*TO DO*:
Produce the listing below again, exactly as shown.

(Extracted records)
····················
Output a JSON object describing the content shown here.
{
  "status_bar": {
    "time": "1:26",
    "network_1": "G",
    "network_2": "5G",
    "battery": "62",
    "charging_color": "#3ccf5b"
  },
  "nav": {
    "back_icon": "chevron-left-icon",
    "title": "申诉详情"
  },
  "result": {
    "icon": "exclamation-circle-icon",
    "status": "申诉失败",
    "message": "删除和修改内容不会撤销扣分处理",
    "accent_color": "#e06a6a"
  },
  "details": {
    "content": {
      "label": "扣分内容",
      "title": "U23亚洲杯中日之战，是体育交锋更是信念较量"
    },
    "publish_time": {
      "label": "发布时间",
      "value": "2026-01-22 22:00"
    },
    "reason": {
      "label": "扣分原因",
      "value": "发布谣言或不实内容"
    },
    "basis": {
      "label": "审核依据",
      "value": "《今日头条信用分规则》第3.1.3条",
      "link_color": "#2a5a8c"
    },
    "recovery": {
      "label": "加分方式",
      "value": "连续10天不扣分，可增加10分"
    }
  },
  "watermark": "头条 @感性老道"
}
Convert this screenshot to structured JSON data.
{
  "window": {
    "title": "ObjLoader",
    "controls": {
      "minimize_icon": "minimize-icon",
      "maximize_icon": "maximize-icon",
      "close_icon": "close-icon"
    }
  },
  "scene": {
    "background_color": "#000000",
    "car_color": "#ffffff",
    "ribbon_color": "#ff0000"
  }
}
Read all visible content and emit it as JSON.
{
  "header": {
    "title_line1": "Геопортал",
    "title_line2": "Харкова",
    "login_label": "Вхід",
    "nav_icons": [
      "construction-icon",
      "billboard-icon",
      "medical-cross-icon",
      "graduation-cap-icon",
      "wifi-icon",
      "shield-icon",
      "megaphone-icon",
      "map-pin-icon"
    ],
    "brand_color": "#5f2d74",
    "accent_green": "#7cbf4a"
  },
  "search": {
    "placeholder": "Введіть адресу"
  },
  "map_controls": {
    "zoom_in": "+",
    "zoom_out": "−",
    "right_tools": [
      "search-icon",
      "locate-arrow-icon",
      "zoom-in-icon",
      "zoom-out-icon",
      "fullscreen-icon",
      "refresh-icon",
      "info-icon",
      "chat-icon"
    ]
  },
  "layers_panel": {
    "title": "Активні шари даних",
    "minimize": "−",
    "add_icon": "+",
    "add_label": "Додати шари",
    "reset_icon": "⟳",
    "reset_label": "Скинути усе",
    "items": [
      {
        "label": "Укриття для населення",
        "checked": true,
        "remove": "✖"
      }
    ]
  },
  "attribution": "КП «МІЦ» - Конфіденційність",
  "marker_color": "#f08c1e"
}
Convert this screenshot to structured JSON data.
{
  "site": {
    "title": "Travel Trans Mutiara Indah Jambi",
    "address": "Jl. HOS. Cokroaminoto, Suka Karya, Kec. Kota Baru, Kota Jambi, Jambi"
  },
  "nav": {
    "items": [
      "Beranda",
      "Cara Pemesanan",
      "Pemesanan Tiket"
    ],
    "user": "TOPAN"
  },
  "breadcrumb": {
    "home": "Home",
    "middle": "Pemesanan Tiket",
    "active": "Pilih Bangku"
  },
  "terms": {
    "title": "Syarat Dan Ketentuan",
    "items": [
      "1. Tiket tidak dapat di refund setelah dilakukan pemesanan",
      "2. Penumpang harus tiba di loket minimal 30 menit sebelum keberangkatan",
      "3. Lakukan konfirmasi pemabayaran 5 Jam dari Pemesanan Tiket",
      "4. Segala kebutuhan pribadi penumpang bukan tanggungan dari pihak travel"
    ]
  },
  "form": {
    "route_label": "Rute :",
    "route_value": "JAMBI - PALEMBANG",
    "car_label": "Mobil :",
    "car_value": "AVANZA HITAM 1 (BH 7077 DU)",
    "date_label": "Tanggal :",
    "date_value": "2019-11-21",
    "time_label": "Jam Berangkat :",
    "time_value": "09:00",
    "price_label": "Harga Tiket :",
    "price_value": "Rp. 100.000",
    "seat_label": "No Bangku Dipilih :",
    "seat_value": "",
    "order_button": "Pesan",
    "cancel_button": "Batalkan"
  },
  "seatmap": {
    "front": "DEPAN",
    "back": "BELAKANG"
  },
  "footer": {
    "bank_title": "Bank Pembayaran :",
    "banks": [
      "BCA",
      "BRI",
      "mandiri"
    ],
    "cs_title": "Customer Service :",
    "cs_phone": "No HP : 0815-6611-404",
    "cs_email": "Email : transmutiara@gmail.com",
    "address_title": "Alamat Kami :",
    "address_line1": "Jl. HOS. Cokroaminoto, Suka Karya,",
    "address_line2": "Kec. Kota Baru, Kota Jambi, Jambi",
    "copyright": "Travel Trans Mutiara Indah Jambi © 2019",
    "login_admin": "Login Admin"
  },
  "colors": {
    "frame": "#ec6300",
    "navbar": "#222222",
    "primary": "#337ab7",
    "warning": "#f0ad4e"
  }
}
····················
*RESULT FOR THIS TASK*:
Output a JSON object describing the content shown here.
{
  "status_bar": {
    "time": "1:26",
    "network_1": "G",
    "network_2": "5G",
    "battery": "62",
    "charging_color": "#3ccf5b"
  },
  "nav": {
    "back_icon": "chevron-left-icon",
    "title": "申诉详情"
  },
  "result": {
    "icon": "exclamation-circle-icon",
    "status": "申诉失败",
    "message": "删除和修改内容不会撤销扣分处理",
    "accent_color": "#e06a6a"
  },
  "details": {
    "content": {
      "label": "扣分内容",
      "title": "U23亚洲杯中日之战，是体育交锋更是信念较量"
    },
    "publish_time": {
      "label": "发布时间",
      "value": "2026-01-22 22:00"
    },
    "reason": {
      "label": "扣分原因",
      "value": "发布谣言或不实内容"
    },
    "basis": {
      "label": "审核依据",
      "value": "《今日头条信用分规则》第3.1.3条",
      "link_color": "#2a5a8c"
    },
    "recovery": {
      "label": "加分方式",
      "value": "连续10天不扣分，可增加10分"
    }
  },
  "watermark": "头条 @感性老道"
}
Convert this screenshot to structured JSON data.
{
  "window": {
    "title": "ObjLoader",
    "controls": {
      "minimize_icon": "minimize-icon",
      "maximize_icon": "maximize-icon",
      "close_icon": "close-icon"
    }
  },
  "scene": {
    "background_color": "#000000",
    "car_color": "#ffffff",
    "ribbon_color": "#ff0000"
  }
}
Read all visible content and emit it as JSON.
{
  "header": {
    "title_line1": "Геопортал",
    "title_line2": "Харкова",
    "login_label": "Вхід",
    "nav_icons": [
      "construction-icon",
      "billboard-icon",
      "medical-cross-icon",
      "graduation-cap-icon",
      "wifi-icon",
      "shield-icon",
      "megaphone-icon",
      "map-pin-icon"
    ],
    "brand_color": "#5f2d74",
    "accent_green": "#7cbf4a"
  },
  "search": {
    "placeholder": "Введіть адресу"
  },
  "map_controls": {
    "zoom_in": "+",
    "zoom_out": "−",
    "right_tools": [
      "search-icon",
      "locate-arrow-icon",
      "zoom-in-icon",
      "zoom-out-icon",
      "fullscreen-icon",
      "refresh-icon",
      "info-icon",
      "chat-icon"
    ]
  },
  "layers_panel": {
    "title": "Активні шари даних",
    "minimize": "−",
    "add_icon": "+",
    "add_label": "Додати шари",
    "reset_icon": "⟳",
    "reset_label": "Скинути усе",
    "items": [
      {
        "label": "Укриття для населення",
        "checked": true,
        "remove": "✖"
      }
    ]
  },
  "attribution": "КП «МІЦ» - Конфіденційність",
  "marker_color": "#f08c1e"
}
Convert this screenshot to structured JSON data.
{
  "site": {
    "title": "Travel Trans Mutiara Indah Jambi",
    "address": "Jl. HOS. Cokroaminoto, Suka Karya, Kec. Kota Baru, Kota Jambi, Jambi"
  },
  "nav": {
    "items": [
      "Beranda",
      "Cara Pemesanan",
      "Pemesanan Tiket"
    ],
    "user": "TOPAN"
  },
  "breadcrumb": {
    "home": "Home",
    "middle": "Pemesanan Tiket",
    "active": "Pilih Bangku"
  },
  "terms": {
    "title": "Syarat Dan Ketentuan",
    "items": [
      "1. Tiket tidak dapat di refund setelah dilakukan pemesanan",
      "2. Penumpang harus tiba di loket minimal 30 menit sebelum keberangkatan",
      "3. Lakukan konfirmasi pemabayaran 5 Jam dari Pemesanan Tiket",
      "4. Segala kebutuhan pribadi penumpang bukan tanggungan dari pihak travel"
    ]
  },
  "form": {
    "route_label": "Rute :",
    "route_value": "JAMBI - PALEMBANG",
    "car_label": "Mobil :",
    "car_value": "AVANZA HITAM 1 (BH 7077 DU)",
    "date_label": "Tanggal :",
    "date_value": "2019-11-21",
    "time_label": "Jam Berangkat :",
    "time_value": "09:00",
    "price_label": "Harga Tiket :",
    "price_value": "Rp. 100.000",
    "seat_label": "No Bangku Dipilih :",
    "seat_value": "",
    "order_button": "Pesan",
    "cancel_button": "Batalkan"
  },
  "seatmap": {
    "front": "DEPAN",
    "back": "BELAKANG"
  },
  "footer": {
    "bank_title": "Bank Pembayaran :",
    "banks": [
      "BCA",
      "BRI",
      "mandiri"
    ],
    "cs_title": "Customer Service :",
    "cs_phone": "No HP : 0815-6611-404",
    "cs_email": "Email : transmutiara@gmail.com",
    "address_title": "Alamat Kami :",
    "address_line1": "Jl. HOS. Cokroaminoto, Suka Karya,",
    "address_line2": "Kec. Kota Baru, Kota Jambi, Jambi",
    "copyright": "Travel Trans Mutiara Indah Jambi © 2019",
    "login_admin": "Login Admin"
  },
  "colors": {
    "frame": "#ec6300",
    "navbar": "#222222",
    "primary": "#337ab7",
    "warning": "#f0ad4e"
  }
}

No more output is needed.